Description of the task » From the entries that follow, extract each line holding the string "panels".

(Dataset rows)
● ● ● ●
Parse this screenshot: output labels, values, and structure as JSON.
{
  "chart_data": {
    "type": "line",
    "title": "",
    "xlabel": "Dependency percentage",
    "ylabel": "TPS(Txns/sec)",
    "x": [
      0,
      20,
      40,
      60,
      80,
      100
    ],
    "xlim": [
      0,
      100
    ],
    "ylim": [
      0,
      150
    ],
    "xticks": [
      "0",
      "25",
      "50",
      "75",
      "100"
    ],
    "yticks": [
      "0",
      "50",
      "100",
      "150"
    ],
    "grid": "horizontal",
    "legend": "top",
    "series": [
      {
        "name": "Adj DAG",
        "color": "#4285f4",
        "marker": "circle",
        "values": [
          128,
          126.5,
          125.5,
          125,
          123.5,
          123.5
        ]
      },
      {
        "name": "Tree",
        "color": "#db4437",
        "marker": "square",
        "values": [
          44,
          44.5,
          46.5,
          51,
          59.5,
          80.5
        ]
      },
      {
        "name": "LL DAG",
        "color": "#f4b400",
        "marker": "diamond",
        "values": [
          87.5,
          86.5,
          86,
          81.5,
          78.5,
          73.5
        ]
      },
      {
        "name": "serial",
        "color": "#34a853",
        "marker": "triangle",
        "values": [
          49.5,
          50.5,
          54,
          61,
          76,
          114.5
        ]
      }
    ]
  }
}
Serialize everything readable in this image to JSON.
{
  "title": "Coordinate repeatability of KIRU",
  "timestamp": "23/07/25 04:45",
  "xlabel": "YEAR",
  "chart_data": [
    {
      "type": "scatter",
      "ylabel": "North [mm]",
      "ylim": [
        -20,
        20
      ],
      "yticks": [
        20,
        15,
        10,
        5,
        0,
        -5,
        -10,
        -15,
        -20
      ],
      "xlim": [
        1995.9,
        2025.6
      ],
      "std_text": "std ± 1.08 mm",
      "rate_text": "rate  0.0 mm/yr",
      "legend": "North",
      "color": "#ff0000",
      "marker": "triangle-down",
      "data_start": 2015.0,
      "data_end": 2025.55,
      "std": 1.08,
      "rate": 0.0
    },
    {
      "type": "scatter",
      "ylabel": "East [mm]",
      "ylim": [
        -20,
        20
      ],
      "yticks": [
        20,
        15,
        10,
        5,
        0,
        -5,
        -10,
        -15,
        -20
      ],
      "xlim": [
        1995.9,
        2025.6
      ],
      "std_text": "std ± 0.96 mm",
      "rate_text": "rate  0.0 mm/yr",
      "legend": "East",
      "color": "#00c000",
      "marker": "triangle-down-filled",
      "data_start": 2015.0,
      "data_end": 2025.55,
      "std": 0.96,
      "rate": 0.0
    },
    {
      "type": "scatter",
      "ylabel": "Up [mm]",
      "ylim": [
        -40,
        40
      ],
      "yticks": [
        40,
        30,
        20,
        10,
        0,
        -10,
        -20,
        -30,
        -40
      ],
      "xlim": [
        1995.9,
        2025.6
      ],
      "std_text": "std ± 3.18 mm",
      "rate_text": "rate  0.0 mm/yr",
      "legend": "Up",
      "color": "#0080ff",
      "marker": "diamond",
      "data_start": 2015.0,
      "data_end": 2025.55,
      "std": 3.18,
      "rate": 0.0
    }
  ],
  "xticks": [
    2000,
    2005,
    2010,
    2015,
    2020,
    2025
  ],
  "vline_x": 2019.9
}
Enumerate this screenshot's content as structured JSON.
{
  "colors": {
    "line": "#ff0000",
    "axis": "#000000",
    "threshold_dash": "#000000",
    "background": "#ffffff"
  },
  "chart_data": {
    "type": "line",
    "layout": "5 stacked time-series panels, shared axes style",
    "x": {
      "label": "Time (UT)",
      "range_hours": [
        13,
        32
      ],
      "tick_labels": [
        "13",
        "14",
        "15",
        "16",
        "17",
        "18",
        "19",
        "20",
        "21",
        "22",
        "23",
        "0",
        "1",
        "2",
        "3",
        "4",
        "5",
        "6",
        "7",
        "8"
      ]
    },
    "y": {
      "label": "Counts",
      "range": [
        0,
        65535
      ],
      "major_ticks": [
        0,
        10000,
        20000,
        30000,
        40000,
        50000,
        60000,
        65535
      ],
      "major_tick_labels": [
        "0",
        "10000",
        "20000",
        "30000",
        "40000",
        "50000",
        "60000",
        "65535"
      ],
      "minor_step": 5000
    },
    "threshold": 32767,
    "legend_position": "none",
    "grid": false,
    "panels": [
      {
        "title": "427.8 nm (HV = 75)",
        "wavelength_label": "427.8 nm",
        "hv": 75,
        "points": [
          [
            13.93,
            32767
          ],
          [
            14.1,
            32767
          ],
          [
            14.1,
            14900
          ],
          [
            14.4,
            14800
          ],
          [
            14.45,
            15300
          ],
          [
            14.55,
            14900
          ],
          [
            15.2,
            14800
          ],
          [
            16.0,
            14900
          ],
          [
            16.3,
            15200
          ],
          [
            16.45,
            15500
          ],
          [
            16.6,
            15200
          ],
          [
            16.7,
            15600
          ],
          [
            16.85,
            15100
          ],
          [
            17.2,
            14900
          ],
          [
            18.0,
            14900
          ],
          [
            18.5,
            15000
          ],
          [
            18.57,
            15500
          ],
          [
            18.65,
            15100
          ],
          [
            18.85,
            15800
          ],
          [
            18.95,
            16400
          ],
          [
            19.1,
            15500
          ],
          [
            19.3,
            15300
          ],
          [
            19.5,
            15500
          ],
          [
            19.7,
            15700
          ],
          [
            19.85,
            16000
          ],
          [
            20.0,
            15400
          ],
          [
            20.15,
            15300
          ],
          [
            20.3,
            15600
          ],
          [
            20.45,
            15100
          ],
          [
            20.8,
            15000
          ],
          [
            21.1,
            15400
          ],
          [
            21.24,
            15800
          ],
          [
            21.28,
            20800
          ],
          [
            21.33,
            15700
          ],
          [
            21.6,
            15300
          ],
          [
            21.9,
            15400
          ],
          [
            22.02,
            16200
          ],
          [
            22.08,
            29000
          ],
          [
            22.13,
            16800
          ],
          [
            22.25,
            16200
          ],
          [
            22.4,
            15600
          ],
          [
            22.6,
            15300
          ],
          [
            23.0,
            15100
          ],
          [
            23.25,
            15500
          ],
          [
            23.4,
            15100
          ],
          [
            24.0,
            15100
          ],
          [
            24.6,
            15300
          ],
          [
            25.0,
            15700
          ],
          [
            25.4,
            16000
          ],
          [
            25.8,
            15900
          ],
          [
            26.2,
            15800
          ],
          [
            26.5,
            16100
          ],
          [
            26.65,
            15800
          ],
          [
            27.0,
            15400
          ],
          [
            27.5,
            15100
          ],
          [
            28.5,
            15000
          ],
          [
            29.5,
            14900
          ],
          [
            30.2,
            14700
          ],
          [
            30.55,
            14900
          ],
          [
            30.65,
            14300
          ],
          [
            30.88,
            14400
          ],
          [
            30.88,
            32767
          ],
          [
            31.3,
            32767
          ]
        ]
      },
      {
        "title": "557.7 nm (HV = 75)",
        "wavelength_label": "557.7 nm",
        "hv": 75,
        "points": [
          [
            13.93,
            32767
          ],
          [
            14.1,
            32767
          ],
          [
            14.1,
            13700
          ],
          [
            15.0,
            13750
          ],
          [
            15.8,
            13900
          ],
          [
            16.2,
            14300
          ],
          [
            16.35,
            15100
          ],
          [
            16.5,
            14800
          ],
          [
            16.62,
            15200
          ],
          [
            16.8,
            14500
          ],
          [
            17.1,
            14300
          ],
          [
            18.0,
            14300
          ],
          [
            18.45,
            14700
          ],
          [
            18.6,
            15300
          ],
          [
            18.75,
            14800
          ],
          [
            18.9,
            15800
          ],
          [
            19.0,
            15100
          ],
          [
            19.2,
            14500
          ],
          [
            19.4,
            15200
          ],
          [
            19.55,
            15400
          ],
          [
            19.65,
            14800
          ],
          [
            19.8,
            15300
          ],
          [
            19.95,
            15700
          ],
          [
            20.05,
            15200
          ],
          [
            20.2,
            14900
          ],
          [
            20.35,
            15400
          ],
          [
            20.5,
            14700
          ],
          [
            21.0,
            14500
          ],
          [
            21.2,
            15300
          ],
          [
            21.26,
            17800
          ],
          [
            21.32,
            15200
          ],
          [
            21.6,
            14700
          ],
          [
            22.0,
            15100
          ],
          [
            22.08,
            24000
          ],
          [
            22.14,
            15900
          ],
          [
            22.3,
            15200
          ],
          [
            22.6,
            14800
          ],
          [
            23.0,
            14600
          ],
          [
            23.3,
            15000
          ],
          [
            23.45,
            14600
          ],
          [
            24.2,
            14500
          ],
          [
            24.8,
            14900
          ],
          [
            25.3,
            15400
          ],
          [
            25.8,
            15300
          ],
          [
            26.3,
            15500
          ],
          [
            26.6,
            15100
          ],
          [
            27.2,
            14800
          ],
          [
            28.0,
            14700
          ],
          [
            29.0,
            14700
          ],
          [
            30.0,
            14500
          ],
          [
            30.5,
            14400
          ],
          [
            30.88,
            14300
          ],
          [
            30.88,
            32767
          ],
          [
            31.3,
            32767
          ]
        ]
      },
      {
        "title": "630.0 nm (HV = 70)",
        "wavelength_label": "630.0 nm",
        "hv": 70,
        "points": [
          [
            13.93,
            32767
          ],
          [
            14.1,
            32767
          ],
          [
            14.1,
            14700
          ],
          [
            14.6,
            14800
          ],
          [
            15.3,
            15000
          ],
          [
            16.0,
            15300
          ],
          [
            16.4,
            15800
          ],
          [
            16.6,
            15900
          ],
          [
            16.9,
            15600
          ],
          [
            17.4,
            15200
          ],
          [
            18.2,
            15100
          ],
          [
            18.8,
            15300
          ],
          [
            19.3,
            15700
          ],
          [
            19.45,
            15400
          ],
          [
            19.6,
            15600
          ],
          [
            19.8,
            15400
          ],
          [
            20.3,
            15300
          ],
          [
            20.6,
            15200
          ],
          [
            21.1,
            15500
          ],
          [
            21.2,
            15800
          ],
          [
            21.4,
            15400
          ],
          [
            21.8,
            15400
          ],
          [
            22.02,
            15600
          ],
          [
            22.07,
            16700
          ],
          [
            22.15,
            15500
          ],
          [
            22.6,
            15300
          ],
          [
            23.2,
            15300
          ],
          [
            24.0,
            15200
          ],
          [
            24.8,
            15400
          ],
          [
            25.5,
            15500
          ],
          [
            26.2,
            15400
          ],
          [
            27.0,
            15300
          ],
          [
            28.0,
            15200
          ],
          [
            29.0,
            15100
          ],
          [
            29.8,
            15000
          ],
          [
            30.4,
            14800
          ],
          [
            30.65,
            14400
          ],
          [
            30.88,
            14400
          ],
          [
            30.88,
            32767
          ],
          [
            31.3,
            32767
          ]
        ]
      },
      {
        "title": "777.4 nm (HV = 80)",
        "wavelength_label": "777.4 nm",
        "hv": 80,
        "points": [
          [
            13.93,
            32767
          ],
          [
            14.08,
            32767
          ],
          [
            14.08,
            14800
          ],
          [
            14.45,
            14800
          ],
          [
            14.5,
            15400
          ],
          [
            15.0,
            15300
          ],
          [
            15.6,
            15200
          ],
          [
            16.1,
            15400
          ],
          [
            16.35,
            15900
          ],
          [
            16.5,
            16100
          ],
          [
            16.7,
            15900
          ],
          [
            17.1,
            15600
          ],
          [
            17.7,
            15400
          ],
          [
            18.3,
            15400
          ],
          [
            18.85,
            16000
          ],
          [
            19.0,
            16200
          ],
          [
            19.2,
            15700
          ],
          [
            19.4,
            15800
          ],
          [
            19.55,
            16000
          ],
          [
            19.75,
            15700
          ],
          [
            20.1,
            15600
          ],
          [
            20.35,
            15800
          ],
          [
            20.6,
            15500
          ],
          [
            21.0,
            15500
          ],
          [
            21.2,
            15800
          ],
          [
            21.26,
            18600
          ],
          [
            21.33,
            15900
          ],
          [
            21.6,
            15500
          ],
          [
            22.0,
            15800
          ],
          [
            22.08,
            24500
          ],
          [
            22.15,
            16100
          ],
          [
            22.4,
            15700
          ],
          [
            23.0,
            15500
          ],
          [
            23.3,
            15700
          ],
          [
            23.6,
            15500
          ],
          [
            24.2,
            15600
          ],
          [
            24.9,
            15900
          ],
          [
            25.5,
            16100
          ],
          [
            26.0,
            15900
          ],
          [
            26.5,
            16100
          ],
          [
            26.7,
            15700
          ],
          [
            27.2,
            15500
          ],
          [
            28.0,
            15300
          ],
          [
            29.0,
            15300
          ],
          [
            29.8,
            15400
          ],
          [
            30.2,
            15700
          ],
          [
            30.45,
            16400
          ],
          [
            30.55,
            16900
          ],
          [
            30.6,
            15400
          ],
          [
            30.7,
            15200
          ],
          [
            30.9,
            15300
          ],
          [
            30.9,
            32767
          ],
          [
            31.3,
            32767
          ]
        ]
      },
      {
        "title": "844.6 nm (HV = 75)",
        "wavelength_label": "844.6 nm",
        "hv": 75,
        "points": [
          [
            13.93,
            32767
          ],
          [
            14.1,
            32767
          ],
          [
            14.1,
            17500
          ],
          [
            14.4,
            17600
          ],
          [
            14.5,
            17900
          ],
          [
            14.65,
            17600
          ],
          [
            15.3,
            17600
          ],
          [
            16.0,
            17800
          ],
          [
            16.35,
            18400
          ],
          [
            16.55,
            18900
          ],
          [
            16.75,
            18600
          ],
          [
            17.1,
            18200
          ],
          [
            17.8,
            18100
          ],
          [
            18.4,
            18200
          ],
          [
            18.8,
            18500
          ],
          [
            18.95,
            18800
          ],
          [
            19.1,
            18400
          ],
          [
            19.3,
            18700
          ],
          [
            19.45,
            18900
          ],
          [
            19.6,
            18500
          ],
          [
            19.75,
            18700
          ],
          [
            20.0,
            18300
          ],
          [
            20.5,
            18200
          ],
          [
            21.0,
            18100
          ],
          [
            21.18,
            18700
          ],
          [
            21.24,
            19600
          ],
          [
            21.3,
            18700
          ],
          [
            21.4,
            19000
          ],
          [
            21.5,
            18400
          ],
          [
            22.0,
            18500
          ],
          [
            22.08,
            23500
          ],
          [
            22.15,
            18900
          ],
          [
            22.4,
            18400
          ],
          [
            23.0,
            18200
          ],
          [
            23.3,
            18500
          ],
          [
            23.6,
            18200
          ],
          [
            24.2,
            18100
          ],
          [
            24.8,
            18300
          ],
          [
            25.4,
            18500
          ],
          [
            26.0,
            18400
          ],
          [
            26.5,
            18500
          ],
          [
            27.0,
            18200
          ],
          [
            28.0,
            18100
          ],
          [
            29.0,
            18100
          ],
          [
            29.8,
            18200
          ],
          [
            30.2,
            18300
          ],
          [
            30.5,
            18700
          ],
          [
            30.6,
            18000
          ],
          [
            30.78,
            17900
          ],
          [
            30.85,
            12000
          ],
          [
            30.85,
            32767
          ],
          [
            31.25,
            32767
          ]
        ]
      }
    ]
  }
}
● ● ● ●
Answer in full »
    "layout": "5 stacked time-series panels, shared axes style",
    "panels": [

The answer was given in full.